-- start Data shown --

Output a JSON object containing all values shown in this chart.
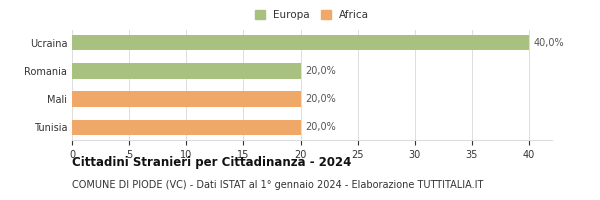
{
  "categories": [
    "Ucraina",
    "Romania",
    "Mali",
    "Tunisia"
  ],
  "values": [
    40,
    20,
    20,
    20
  ],
  "labels": [
    "40,0%",
    "20,0%",
    "20,0%",
    "20,0%"
  ],
  "bar_colors": [
    "#a8c080",
    "#a8c080",
    "#f0a868",
    "#f0a868"
  ],
  "legend_items": [
    {
      "label": "Europa",
      "color": "#a8c080"
    },
    {
      "label": "Africa",
      "color": "#f0a868"
    }
  ],
  "xlim": [
    0,
    42
  ],
  "xticks": [
    0,
    5,
    10,
    15,
    20,
    25,
    30,
    35,
    40
  ],
  "title": "Cittadini Stranieri per Cittadinanza - 2024",
  "subtitle": "COMUNE DI PIODE (VC) - Dati ISTAT al 1° gennaio 2024 - Elaborazione TUTTITALIA.IT",
  "background_color": "#ffffff",
  "grid_color": "#dddddd",
  "title_fontsize": 8.5,
  "subtitle_fontsize": 7.0,
  "label_fontsize": 7.0,
  "tick_fontsize": 7.0
}
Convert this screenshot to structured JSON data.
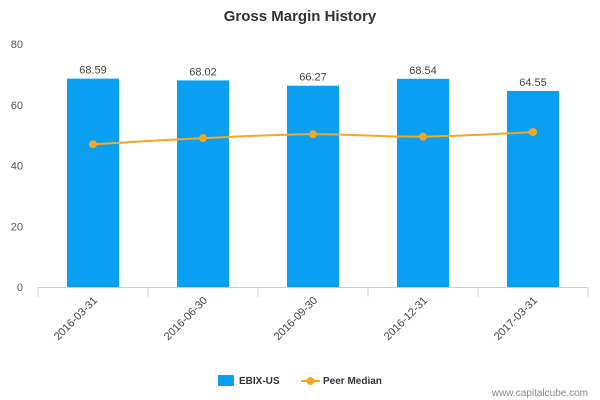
{
  "chart_data": {
    "type": "bar",
    "title": "Gross Margin History",
    "categories": [
      "2016-03-31",
      "2016-06-30",
      "2016-09-30",
      "2016-12-31",
      "2017-03-31"
    ],
    "ylim": [
      0,
      80
    ],
    "yticks": [
      0,
      20,
      40,
      60,
      80
    ],
    "series": [
      {
        "name": "EBIX-US",
        "type": "bar",
        "color": "#0a9ff0",
        "values": [
          68.59,
          68.02,
          66.27,
          68.54,
          64.55
        ],
        "labels": [
          "68.59",
          "68.02",
          "66.27",
          "68.54",
          "64.55"
        ]
      },
      {
        "name": "Peer Median",
        "type": "line",
        "color": "#f5a623",
        "values": [
          47.0,
          49.0,
          50.3,
          49.5,
          51.0
        ]
      }
    ],
    "legend": "bottom-center",
    "grid": false
  },
  "credit": "www.capitalcube.com"
}
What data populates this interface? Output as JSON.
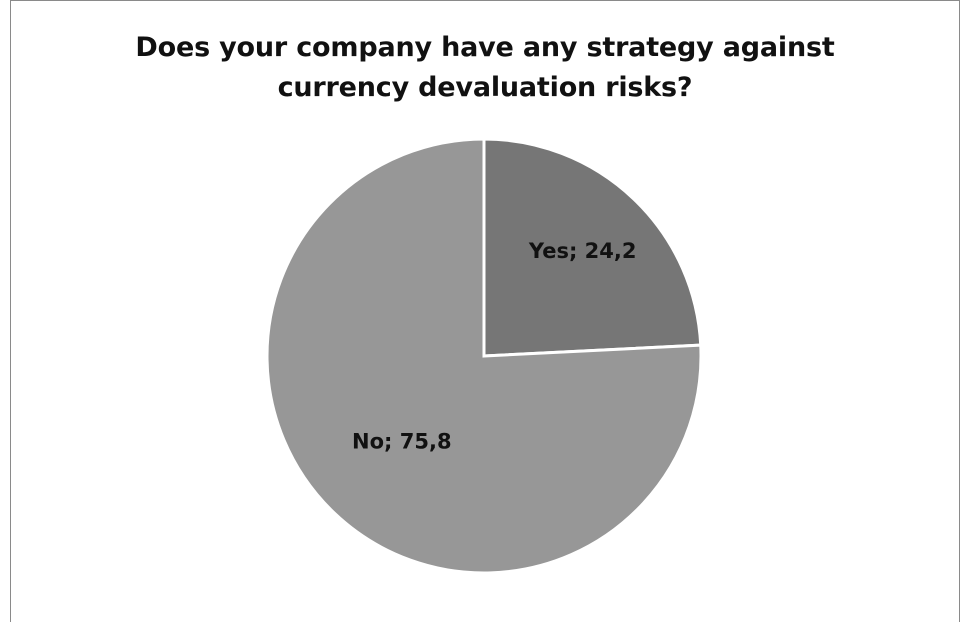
{
  "chart_data": {
    "type": "pie",
    "title_lines": [
      "Does your company have any strategy against",
      "currency devaluation risks?"
    ],
    "slices": [
      {
        "label": "Yes",
        "value": 24.2,
        "label_text": "Yes; 24,2",
        "color": "#767676"
      },
      {
        "label": "No",
        "value": 75.8,
        "label_text": "No; 75,8",
        "color": "#979797"
      }
    ],
    "start": "12 o'clock",
    "direction": "clockwise",
    "slice_border_color": "#ffffff",
    "legend": "none"
  }
}
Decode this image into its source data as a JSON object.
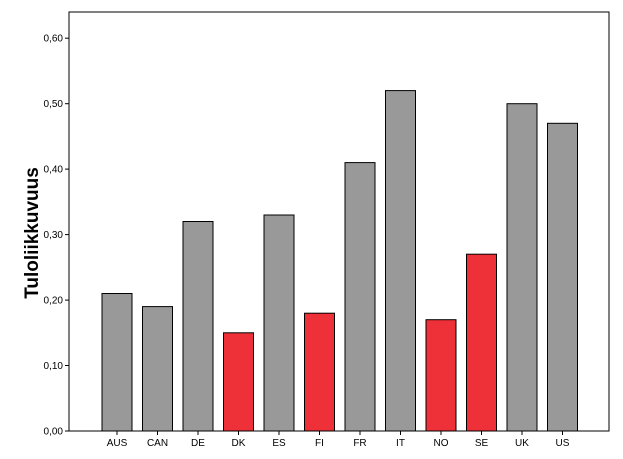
{
  "chart_data": {
    "type": "bar",
    "title": "",
    "xlabel": "",
    "ylabel": "Tuloliikkuvuus",
    "ylim": [
      0,
      0.64
    ],
    "yticks": [
      0,
      0.1,
      0.2,
      0.3,
      0.4,
      0.5,
      0.6
    ],
    "ytick_labels": [
      "0,00",
      "0,10",
      "0,20",
      "0,30",
      "0,40",
      "0,50",
      "0,60"
    ],
    "grid": false,
    "categories": [
      "AUS",
      "CAN",
      "DE",
      "DK",
      "ES",
      "FI",
      "FR",
      "IT",
      "NO",
      "SE",
      "UK",
      "US"
    ],
    "values": [
      0.21,
      0.19,
      0.32,
      0.15,
      0.33,
      0.18,
      0.41,
      0.52,
      0.17,
      0.27,
      0.5,
      0.47
    ],
    "highlighted": [
      "DK",
      "FI",
      "NO",
      "SE"
    ],
    "colors": {
      "default_bar": "#999999",
      "highlight_bar": "#ee3038",
      "bar_border": "#000000",
      "frame": "#000000",
      "background": "#ffffff"
    }
  }
}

-- end Data shown --

Required task -
Identify every line holding the word "object" and copy it out.

The result -
Output a JSON object containing all values shown in this chart.
Decode this image into its source data as a JSON object.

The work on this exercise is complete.